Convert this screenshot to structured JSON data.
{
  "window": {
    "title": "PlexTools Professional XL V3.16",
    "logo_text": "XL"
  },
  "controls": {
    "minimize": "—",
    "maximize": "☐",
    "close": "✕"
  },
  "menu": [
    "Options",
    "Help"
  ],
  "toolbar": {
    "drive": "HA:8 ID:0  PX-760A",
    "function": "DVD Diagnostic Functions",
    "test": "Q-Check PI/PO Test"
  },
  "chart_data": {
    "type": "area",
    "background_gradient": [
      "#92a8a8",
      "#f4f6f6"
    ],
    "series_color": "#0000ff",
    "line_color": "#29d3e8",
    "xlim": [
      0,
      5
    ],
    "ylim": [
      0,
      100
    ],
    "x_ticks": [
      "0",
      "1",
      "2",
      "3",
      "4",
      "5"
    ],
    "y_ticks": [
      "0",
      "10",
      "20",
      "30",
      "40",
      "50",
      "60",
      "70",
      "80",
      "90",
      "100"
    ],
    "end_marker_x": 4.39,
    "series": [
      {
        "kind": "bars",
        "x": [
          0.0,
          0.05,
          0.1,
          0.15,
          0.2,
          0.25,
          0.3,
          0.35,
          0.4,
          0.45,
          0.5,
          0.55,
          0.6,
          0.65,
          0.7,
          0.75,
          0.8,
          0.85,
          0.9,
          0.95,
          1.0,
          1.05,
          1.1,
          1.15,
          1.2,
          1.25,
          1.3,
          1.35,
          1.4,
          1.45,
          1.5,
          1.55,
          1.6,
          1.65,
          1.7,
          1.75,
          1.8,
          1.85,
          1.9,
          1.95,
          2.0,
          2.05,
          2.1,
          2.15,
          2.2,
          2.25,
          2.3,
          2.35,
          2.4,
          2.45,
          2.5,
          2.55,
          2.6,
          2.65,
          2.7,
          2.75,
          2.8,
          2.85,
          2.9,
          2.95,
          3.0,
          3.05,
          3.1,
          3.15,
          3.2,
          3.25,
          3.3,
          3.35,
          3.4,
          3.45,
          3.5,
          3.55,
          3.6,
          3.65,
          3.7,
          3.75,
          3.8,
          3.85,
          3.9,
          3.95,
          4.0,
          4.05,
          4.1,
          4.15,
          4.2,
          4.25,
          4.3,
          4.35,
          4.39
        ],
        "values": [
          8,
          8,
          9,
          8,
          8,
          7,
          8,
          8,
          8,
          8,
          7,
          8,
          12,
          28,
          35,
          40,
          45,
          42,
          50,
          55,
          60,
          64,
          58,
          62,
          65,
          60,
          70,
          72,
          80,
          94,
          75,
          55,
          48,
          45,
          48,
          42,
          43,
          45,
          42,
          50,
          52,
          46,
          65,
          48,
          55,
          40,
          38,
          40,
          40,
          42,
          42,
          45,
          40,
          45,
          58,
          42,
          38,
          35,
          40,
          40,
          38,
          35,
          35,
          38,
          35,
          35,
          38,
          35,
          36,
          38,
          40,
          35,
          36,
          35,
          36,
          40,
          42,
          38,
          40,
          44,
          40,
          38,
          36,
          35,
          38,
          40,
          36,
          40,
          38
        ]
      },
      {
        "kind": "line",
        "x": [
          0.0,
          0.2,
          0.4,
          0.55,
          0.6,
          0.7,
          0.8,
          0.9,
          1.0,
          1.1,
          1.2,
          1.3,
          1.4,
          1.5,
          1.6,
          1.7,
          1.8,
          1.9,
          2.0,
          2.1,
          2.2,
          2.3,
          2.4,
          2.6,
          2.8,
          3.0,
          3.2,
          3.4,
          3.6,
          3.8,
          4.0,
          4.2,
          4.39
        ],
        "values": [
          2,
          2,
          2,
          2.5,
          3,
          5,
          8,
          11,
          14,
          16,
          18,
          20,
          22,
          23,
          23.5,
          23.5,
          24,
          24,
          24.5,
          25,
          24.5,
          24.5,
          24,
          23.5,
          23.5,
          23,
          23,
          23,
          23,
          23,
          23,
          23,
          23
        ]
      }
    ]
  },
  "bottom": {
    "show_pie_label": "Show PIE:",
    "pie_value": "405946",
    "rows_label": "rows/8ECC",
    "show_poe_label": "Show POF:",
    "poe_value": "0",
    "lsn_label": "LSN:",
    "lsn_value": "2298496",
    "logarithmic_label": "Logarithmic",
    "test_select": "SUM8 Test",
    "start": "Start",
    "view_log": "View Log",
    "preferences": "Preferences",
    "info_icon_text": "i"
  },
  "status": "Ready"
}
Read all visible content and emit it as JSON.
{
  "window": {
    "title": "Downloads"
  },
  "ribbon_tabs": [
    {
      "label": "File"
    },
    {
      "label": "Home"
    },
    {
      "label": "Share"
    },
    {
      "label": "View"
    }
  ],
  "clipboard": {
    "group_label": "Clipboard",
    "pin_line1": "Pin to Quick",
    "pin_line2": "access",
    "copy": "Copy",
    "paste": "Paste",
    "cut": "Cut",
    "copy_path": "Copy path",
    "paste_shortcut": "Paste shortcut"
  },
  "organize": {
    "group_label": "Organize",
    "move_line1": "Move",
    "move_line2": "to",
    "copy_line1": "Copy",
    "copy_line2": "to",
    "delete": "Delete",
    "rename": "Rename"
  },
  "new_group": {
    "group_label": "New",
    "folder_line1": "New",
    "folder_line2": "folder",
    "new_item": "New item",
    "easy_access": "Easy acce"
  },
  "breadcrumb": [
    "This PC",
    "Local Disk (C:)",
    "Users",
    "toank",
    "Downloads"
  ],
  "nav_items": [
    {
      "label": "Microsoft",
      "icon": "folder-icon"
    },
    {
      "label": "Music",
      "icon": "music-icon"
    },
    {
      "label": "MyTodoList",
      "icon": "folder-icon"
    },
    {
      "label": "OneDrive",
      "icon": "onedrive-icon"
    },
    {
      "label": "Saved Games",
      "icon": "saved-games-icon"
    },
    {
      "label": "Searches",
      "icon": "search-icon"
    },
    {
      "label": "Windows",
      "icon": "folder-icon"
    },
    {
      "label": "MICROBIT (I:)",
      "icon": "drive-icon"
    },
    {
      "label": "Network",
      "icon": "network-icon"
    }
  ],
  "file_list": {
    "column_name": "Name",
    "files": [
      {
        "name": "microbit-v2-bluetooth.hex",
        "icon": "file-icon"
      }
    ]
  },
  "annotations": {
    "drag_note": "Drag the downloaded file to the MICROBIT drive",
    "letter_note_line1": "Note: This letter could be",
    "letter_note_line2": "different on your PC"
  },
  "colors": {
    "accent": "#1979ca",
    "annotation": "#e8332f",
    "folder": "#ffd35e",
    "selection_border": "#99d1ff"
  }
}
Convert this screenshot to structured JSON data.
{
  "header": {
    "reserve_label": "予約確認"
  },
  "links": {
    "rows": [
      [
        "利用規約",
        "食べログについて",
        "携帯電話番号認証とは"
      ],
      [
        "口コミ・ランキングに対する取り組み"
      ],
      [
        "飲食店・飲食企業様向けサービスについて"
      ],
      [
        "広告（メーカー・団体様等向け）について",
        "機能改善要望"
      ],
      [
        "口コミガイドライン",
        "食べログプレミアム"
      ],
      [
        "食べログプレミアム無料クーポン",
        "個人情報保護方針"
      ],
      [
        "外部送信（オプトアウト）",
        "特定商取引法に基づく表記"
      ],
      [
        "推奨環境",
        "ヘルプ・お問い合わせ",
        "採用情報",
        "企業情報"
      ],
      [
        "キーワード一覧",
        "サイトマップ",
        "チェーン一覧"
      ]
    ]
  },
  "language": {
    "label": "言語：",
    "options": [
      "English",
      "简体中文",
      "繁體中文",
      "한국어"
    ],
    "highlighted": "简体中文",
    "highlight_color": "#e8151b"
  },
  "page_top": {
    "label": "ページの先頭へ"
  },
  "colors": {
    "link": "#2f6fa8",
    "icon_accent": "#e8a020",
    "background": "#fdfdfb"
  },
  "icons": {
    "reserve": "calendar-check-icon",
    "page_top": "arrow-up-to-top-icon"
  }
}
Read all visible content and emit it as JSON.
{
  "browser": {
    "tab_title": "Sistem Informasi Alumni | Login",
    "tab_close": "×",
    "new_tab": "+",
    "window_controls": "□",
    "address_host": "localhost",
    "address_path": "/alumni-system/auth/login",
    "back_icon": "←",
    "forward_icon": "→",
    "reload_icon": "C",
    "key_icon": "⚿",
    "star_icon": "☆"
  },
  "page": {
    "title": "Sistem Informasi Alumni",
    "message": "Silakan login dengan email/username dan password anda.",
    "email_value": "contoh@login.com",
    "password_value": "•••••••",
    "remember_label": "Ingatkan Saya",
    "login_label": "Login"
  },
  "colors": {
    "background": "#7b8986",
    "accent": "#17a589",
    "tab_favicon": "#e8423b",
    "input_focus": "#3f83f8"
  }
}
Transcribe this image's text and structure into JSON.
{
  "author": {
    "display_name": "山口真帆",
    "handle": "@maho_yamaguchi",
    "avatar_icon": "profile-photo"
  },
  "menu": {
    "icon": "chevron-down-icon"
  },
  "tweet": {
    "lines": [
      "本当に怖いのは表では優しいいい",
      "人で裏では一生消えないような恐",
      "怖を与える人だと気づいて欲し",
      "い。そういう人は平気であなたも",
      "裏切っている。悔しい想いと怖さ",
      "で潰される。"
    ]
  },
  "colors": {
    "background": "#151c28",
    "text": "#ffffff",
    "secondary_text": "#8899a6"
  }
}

______________________________

Stated problem - What needs duplicating is the run of lines from the one containing "Transcribe this image's" through the last line of the entries above, exact and complete.

Response below -
Transcribe this image's text and structure into JSON.
{
  "author": {
    "display_name": "山口真帆",
    "handle": "@maho_yamaguchi",
    "avatar_icon": "profile-photo"
  },
  "menu": {
    "icon": "chevron-down-icon"
  },
  "tweet": {
    "lines": [
      "本当に怖いのは表では優しいいい",
      "人で裏では一生消えないような恐",
      "怖を与える人だと気づいて欲し",
      "い。そういう人は平気であなたも",
      "裏切っている。悔しい想いと怖さ",
      "で潰される。"
    ]
  },
  "colors": {
    "background": "#151c28",
    "text": "#ffffff",
    "secondary_text": "#8899a6"
  }
}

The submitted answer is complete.